[Extracts from a graphics dataset]

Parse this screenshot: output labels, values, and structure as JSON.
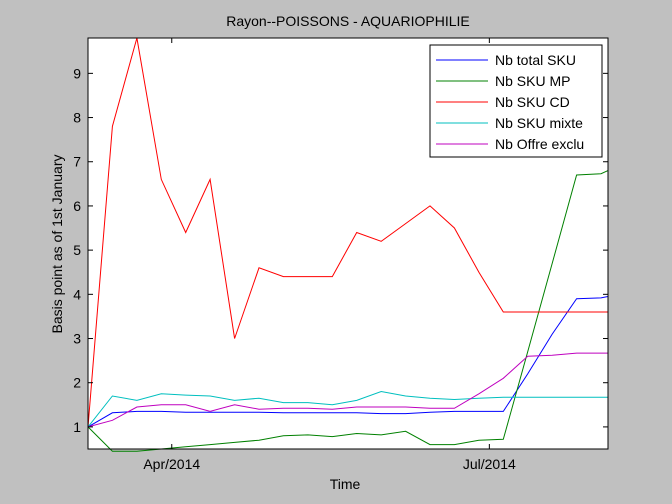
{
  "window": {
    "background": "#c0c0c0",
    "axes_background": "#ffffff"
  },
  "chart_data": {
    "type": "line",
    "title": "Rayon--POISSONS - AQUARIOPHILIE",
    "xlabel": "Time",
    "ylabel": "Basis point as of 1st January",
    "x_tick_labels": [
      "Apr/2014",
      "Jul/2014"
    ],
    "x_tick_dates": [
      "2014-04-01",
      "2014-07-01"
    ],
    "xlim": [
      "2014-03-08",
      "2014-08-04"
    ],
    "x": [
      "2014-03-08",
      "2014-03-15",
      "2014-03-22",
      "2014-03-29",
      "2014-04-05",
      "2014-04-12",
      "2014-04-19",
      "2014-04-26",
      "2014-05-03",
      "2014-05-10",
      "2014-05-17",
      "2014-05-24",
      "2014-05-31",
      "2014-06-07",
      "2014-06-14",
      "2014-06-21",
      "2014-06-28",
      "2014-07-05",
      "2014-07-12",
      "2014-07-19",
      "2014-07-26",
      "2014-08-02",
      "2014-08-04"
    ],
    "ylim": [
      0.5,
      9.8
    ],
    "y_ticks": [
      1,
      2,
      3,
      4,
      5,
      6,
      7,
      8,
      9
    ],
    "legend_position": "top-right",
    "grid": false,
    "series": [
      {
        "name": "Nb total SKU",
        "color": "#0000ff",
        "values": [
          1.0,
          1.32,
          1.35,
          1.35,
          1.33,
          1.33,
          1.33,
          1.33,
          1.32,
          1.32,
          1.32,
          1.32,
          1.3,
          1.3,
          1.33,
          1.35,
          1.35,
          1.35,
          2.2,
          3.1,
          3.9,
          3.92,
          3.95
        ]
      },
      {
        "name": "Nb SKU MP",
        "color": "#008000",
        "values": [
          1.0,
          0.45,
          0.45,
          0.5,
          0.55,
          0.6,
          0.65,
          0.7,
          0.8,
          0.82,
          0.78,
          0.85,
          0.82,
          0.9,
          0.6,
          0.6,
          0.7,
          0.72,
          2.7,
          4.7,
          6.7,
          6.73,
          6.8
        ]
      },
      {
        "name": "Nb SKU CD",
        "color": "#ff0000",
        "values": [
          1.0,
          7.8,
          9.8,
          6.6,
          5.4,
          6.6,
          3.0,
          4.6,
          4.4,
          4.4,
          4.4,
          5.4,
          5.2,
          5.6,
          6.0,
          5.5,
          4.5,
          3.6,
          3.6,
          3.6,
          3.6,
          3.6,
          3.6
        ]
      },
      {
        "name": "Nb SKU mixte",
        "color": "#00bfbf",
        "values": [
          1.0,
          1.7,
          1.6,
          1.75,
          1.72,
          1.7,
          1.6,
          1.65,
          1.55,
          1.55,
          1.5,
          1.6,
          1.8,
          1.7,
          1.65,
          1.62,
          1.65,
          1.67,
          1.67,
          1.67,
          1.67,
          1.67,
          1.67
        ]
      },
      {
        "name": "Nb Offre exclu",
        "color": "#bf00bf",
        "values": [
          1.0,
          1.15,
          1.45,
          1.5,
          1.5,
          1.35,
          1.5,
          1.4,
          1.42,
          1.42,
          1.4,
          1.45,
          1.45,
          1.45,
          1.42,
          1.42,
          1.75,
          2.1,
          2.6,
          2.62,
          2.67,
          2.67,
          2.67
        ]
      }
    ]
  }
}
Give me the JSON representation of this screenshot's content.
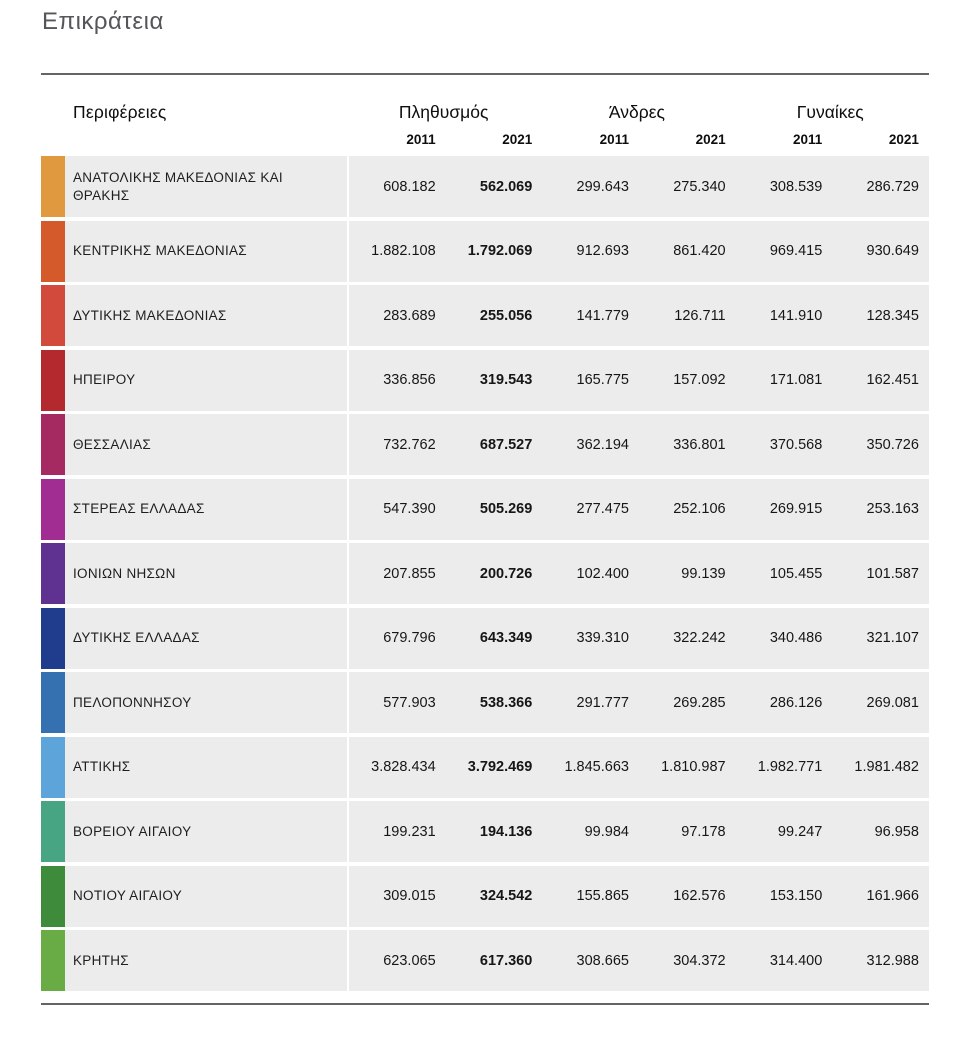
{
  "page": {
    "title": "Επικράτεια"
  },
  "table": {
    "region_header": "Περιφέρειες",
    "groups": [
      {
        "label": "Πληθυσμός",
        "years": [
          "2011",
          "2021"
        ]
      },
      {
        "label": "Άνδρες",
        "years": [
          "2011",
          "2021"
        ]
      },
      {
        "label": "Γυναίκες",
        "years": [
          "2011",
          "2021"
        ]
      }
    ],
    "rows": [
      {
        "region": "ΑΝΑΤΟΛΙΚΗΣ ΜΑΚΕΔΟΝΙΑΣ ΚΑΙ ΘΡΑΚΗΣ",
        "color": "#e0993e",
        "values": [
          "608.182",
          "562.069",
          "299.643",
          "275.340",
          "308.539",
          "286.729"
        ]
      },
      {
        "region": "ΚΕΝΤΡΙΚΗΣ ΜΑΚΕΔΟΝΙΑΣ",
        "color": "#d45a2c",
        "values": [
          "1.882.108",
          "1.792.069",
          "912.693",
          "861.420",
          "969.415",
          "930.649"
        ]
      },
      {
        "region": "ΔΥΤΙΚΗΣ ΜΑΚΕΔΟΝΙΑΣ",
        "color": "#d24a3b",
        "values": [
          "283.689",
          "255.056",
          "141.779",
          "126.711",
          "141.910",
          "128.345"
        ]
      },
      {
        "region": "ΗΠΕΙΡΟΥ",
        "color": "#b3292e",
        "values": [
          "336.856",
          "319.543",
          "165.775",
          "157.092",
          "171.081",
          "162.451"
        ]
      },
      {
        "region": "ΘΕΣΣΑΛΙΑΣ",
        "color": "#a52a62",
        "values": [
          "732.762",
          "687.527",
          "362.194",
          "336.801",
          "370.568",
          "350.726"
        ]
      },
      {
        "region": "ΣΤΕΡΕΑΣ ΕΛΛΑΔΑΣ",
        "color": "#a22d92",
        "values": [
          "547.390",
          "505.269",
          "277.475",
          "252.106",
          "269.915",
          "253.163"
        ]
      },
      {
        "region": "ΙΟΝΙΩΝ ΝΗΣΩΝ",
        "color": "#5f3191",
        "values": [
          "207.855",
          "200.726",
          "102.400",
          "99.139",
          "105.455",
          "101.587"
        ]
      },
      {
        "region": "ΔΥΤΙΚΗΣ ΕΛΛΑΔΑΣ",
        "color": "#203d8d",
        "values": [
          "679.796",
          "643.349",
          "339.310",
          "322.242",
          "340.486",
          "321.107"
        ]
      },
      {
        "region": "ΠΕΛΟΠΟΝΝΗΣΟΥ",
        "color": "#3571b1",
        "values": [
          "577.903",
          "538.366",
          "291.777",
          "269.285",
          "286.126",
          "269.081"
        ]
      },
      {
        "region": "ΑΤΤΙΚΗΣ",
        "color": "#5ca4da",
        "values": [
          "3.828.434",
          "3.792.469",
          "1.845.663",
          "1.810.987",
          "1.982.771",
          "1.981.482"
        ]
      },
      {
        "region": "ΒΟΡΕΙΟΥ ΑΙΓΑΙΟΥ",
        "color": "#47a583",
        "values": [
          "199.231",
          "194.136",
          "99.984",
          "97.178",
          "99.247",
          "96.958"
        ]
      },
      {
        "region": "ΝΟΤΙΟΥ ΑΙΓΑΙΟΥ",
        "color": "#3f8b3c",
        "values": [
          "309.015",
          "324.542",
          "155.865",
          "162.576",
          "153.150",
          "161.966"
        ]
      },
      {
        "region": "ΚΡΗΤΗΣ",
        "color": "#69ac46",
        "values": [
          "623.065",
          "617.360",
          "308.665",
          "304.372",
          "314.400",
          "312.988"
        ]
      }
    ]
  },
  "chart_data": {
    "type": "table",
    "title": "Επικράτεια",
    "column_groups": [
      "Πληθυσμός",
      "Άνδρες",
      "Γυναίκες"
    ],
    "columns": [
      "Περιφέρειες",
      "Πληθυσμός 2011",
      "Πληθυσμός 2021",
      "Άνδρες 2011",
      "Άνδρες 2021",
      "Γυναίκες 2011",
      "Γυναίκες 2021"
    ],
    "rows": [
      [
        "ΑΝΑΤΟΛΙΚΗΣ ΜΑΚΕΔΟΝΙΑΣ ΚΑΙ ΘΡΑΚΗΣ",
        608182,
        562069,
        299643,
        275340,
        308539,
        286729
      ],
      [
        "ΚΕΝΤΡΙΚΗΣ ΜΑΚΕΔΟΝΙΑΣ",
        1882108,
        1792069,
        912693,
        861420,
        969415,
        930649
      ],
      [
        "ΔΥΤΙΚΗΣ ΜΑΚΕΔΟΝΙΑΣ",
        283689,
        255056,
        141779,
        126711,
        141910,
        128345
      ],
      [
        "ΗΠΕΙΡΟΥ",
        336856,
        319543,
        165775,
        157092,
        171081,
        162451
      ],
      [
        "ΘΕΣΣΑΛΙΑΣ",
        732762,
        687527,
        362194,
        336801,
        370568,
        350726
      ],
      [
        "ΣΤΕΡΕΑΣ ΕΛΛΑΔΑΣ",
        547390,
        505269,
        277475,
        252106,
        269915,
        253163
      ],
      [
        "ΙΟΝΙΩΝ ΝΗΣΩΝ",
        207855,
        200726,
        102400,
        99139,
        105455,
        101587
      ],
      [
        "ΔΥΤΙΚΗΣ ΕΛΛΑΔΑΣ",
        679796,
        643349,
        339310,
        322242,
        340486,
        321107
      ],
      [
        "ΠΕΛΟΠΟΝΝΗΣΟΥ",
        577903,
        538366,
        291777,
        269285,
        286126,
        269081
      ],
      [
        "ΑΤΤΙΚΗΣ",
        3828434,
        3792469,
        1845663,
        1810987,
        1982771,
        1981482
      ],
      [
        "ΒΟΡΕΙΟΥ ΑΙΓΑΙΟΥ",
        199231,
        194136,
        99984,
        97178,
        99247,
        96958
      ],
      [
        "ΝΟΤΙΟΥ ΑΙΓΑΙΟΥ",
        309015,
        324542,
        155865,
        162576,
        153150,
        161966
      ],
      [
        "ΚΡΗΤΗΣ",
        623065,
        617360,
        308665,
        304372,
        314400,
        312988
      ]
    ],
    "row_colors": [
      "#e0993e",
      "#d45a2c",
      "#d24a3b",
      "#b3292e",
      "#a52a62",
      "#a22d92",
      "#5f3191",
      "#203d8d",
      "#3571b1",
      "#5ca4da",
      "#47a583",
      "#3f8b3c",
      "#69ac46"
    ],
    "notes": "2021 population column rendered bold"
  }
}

[Exercise description]
Find each line with the string "ΣΤΕΡΕΑΣ" and copy it out.

[Full answer]
        "region": "ΣΤΕΡΕΑΣ ΕΛΛΑΔΑΣ",
        "ΣΤΕΡΕΑΣ ΕΛΛΑΔΑΣ",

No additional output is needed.